DATA FOR THE TASK>

------------------------

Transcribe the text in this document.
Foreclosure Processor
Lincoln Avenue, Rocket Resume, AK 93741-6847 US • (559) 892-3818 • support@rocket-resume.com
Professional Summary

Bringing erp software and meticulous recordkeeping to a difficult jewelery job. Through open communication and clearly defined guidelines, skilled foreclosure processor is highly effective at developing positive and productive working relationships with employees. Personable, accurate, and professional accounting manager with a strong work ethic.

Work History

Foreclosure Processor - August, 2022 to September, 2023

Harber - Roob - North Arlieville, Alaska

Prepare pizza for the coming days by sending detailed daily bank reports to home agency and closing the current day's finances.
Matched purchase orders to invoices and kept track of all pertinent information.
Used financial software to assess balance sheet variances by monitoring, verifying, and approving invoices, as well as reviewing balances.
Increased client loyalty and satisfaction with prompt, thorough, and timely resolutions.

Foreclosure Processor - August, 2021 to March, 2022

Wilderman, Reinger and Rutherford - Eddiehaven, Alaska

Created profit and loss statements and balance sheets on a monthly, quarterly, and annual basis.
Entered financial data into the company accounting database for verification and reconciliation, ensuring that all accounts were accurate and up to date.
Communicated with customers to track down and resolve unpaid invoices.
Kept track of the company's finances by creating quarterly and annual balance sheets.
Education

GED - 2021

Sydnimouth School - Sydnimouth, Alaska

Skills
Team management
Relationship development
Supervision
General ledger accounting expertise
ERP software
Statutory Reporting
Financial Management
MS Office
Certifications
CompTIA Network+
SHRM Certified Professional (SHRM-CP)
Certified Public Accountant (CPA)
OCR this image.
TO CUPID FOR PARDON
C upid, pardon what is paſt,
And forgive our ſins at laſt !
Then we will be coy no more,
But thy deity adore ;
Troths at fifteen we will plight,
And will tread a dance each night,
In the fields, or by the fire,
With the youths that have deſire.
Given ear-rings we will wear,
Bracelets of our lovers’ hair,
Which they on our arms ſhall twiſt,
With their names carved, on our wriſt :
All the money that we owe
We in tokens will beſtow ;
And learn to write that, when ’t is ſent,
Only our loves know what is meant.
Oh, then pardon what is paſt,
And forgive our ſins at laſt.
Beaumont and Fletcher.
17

------------------------

AIM OF THE TASK> List the lines that contain the word "laſt".

RESPONSE>
And forgive our ſins at laſt !
And forgive our ſins at laſt.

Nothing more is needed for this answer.